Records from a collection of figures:

=======

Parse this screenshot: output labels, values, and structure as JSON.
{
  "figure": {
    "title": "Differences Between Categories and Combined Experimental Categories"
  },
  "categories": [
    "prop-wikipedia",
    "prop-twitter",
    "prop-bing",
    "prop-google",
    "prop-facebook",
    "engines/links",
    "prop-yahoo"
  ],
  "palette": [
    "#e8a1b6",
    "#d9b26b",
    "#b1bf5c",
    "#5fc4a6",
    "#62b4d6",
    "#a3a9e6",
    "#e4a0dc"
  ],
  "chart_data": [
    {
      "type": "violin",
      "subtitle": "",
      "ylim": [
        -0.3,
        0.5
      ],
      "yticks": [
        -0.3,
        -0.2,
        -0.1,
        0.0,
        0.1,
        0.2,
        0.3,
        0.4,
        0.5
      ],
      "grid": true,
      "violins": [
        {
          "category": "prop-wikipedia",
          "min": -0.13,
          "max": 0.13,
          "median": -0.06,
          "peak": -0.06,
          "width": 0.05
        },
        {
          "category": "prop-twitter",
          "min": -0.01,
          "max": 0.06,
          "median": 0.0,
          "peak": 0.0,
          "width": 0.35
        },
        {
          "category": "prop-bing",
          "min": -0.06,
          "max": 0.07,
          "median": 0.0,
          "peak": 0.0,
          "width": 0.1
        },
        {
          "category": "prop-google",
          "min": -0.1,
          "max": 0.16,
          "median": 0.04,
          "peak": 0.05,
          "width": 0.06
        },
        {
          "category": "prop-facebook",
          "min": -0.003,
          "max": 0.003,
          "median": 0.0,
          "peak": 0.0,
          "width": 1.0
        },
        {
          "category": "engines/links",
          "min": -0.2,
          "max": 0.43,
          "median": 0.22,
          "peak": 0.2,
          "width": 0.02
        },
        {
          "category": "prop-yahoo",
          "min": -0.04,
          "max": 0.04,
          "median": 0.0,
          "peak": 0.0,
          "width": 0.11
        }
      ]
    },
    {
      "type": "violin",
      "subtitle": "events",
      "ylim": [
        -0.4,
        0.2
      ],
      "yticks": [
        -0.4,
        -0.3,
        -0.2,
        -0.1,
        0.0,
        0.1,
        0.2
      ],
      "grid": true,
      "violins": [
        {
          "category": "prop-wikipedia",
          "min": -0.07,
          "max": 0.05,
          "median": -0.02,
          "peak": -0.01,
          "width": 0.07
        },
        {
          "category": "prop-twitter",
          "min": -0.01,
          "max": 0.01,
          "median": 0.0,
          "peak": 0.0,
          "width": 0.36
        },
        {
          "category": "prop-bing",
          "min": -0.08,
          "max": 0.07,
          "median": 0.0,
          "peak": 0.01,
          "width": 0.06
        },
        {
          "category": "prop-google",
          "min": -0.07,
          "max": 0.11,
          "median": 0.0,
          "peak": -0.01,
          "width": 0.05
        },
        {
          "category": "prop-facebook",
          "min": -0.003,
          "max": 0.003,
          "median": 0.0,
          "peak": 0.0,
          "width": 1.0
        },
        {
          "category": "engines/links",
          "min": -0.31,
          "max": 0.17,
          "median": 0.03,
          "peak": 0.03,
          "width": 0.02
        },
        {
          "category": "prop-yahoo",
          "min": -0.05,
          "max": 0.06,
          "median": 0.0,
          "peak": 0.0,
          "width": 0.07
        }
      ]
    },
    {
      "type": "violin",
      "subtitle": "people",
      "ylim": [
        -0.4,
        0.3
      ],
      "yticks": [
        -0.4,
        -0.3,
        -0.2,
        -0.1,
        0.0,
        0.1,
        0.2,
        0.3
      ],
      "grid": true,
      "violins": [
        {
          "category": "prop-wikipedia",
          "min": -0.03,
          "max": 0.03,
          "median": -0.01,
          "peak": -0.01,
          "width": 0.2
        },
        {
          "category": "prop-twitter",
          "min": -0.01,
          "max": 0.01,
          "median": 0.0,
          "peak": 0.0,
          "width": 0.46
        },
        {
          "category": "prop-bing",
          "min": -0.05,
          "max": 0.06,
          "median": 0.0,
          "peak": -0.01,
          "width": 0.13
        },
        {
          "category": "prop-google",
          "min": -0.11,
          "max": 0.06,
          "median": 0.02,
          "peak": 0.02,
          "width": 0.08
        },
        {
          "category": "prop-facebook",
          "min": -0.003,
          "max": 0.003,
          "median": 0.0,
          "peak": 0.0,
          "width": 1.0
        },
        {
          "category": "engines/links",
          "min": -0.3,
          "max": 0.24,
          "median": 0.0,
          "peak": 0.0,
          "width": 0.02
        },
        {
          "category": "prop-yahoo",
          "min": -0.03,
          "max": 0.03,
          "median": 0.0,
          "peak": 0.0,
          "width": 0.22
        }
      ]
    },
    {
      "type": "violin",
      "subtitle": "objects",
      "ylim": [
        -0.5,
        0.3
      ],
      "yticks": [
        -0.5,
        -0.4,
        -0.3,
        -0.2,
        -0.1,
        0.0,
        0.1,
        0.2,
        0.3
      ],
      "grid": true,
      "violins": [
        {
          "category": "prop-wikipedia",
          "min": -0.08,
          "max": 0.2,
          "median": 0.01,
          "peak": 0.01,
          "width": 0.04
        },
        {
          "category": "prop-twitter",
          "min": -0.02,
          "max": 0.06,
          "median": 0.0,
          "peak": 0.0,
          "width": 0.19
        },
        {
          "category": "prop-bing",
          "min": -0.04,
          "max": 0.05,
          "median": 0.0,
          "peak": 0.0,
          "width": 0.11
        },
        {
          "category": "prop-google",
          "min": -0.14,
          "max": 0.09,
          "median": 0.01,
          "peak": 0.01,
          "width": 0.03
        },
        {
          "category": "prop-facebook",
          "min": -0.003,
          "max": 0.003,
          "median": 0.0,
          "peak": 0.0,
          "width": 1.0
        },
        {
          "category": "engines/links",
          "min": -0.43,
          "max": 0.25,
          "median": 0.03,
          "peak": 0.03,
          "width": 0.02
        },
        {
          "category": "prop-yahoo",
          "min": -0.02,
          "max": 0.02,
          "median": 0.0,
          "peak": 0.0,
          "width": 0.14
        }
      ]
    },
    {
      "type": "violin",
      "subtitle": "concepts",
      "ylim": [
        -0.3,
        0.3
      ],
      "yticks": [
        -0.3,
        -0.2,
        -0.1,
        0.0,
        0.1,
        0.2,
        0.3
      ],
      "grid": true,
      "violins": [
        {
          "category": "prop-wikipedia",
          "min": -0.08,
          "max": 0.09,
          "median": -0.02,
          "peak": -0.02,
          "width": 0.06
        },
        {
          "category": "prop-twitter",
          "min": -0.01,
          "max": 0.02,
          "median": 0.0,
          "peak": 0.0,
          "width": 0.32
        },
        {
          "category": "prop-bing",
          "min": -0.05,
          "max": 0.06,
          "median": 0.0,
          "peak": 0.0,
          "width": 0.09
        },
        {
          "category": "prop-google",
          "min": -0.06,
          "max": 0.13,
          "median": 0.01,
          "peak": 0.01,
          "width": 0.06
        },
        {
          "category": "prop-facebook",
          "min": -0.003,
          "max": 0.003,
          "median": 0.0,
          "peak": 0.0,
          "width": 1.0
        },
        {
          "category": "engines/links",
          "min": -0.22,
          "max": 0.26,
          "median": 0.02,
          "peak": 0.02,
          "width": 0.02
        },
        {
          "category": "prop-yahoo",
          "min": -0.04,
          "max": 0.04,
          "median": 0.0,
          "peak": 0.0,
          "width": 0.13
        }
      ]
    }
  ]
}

=======

### [DIRECTIVE]
Print all the data exactly.

### [COMPLETED TASK]
Parse this screenshot: output labels, values, and structure as JSON.
{
  "figure": {
    "title": "Differences Between Categories and Combined Experimental Categories"
  },
  "categories": [
    "prop-wikipedia",
    "prop-twitter",
    "prop-bing",
    "prop-google",
    "prop-facebook",
    "engines/links",
    "prop-yahoo"
  ],
  "palette": [
    "#e8a1b6",
    "#d9b26b",
    "#b1bf5c",
    "#5fc4a6",
    "#62b4d6",
    "#a3a9e6",
    "#e4a0dc"
  ],
  "chart_data": [
    {
      "type": "violin",
      "subtitle": "",
      "ylim": [
        -0.3,
        0.5
      ],
      "yticks": [
        -0.3,
        -0.2,
        -0.1,
        0.0,
        0.1,
        0.2,
        0.3,
        0.4,
        0.5
      ],
      "grid": true,
      "violins": [
        {
          "category": "prop-wikipedia",
          "min": -0.13,
          "max": 0.13,
          "median": -0.06,
          "peak": -0.06,
          "width": 0.05
        },
        {
          "category": "prop-twitter",
          "min": -0.01,
          "max": 0.06,
          "median": 0.0,
          "peak": 0.0,
          "width": 0.35
        },
        {
          "category": "prop-bing",
          "min": -0.06,
          "max": 0.07,
          "median": 0.0,
          "peak": 0.0,
          "width": 0.1
        },
        {
          "category": "prop-google",
          "min": -0.1,
          "max": 0.16,
          "median": 0.04,
          "peak": 0.05,
          "width": 0.06
        },
        {
          "category": "prop-facebook",
          "min": -0.003,
          "max": 0.003,
          "median": 0.0,
          "peak": 0.0,
          "width": 1.0
        },
        {
          "category": "engines/links",
          "min": -0.2,
          "max": 0.43,
          "median": 0.22,
          "peak": 0.2,
          "width": 0.02
        },
        {
          "category": "prop-yahoo",
          "min": -0.04,
          "max": 0.04,
          "median": 0.0,
          "peak": 0.0,
          "width": 0.11
        }
      ]
    },
    {
      "type": "violin",
      "subtitle": "events",
      "ylim": [
        -0.4,
        0.2
      ],
      "yticks": [
        -0.4,
        -0.3,
        -0.2,
        -0.1,
        0.0,
        0.1,
        0.2
      ],
      "grid": true,
      "violins": [
        {
          "category": "prop-wikipedia",
          "min": -0.07,
          "max": 0.05,
          "median": -0.02,
          "peak": -0.01,
          "width": 0.07
        },
        {
          "category": "prop-twitter",
          "min": -0.01,
          "max": 0.01,
          "median": 0.0,
          "peak": 0.0,
          "width": 0.36
        },
        {
          "category": "prop-bing",
          "min": -0.08,
          "max": 0.07,
          "median": 0.0,
          "peak": 0.01,
          "width": 0.06
        },
        {
          "category": "prop-google",
          "min": -0.07,
          "max": 0.11,
          "median": 0.0,
          "peak": -0.01,
          "width": 0.05
        },
        {
          "category": "prop-facebook",
          "min": -0.003,
          "max": 0.003,
          "median": 0.0,
          "peak": 0.0,
          "width": 1.0
        },
        {
          "category": "engines/links",
          "min": -0.31,
          "max": 0.17,
          "median": 0.03,
          "peak": 0.03,
          "width": 0.02
        },
        {
          "category": "prop-yahoo",
          "min": -0.05,
          "max": 0.06,
          "median": 0.0,
          "peak": 0.0,
          "width": 0.07
        }
      ]
    },
    {
      "type": "violin",
      "subtitle": "people",
      "ylim": [
        -0.4,
        0.3
      ],
      "yticks": [
        -0.4,
        -0.3,
        -0.2,
        -0.1,
        0.0,
        0.1,
        0.2,
        0.3
      ],
      "grid": true,
      "violins": [
        {
          "category": "prop-wikipedia",
          "min": -0.03,
          "max": 0.03,
          "median": -0.01,
          "peak": -0.01,
          "width": 0.2
        },
        {
          "category": "prop-twitter",
          "min": -0.01,
          "max": 0.01,
          "median": 0.0,
          "peak": 0.0,
          "width": 0.46
        },
        {
          "category": "prop-bing",
          "min": -0.05,
          "max": 0.06,
          "median": 0.0,
          "peak": -0.01,
          "width": 0.13
        },
        {
          "category": "prop-google",
          "min": -0.11,
          "max": 0.06,
          "median": 0.02,
          "peak": 0.02,
          "width": 0.08
        },
        {
          "category": "prop-facebook",
          "min": -0.003,
          "max": 0.003,
          "median": 0.0,
          "peak": 0.0,
          "width": 1.0
        },
        {
          "category": "engines/links",
          "min": -0.3,
          "max": 0.24,
          "median": 0.0,
          "peak": 0.0,
          "width": 0.02
        },
        {
          "category": "prop-yahoo",
          "min": -0.03,
          "max": 0.03,
          "median": 0.0,
          "peak": 0.0,
          "width": 0.22
        }
      ]
    },
    {
      "type": "violin",
      "subtitle": "objects",
      "ylim": [
        -0.5,
        0.3
      ],
      "yticks": [
        -0.5,
        -0.4,
        -0.3,
        -0.2,
        -0.1,
        0.0,
        0.1,
        0.2,
        0.3
      ],
      "grid": true,
      "violins": [
        {
          "category": "prop-wikipedia",
          "min": -0.08,
          "max": 0.2,
          "median": 0.01,
          "peak": 0.01,
          "width": 0.04
        },
        {
          "category": "prop-twitter",
          "min": -0.02,
          "max": 0.06,
          "median": 0.0,
          "peak": 0.0,
          "width": 0.19
        },
        {
          "category": "prop-bing",
          "min": -0.04,
          "max": 0.05,
          "median": 0.0,
          "peak": 0.0,
          "width": 0.11
        },
        {
          "category": "prop-google",
          "min": -0.14,
          "max": 0.09,
          "median": 0.01,
          "peak": 0.01,
          "width": 0.03
        },
        {
          "category": "prop-facebook",
          "min": -0.003,
          "max": 0.003,
          "median": 0.0,
          "peak": 0.0,
          "width": 1.0
        },
        {
          "category": "engines/links",
          "min": -0.43,
          "max": 0.25,
          "median": 0.03,
          "peak": 0.03,
          "width": 0.02
        },
        {
          "category": "prop-yahoo",
          "min": -0.02,
          "max": 0.02,
          "median": 0.0,
          "peak": 0.0,
          "width": 0.14
        }
      ]
    },
    {
      "type": "violin",
      "subtitle": "concepts",
      "ylim": [
        -0.3,
        0.3
      ],
      "yticks": [
        -0.3,
        -0.2,
        -0.1,
        0.0,
        0.1,
        0.2,
        0.3
      ],
      "grid": true,
      "violins": [
        {
          "category": "prop-wikipedia",
          "min": -0.08,
          "max": 0.09,
          "median": -0.02,
          "peak": -0.02,
          "width": 0.06
        },
        {
          "category": "prop-twitter",
          "min": -0.01,
          "max": 0.02,
          "median": 0.0,
          "peak": 0.0,
          "width": 0.32
        },
        {
          "category": "prop-bing",
          "min": -0.05,
          "max": 0.06,
          "median": 0.0,
          "peak": 0.0,
          "width": 0.09
        },
        {
          "category": "prop-google",
          "min": -0.06,
          "max": 0.13,
          "median": 0.01,
          "peak": 0.01,
          "width": 0.06
        },
        {
          "category": "prop-facebook",
          "min": -0.003,
          "max": 0.003,
          "median": 0.0,
          "peak": 0.0,
          "width": 1.0
        },
        {
          "category": "engines/links",
          "min": -0.22,
          "max": 0.26,
          "median": 0.02,
          "peak": 0.02,
          "width": 0.02
        },
        {
          "category": "prop-yahoo",
          "min": -0.04,
          "max": 0.04,
          "median": 0.0,
          "peak": 0.0,
          "width": 0.13
        }
      ]
    }
  ]
}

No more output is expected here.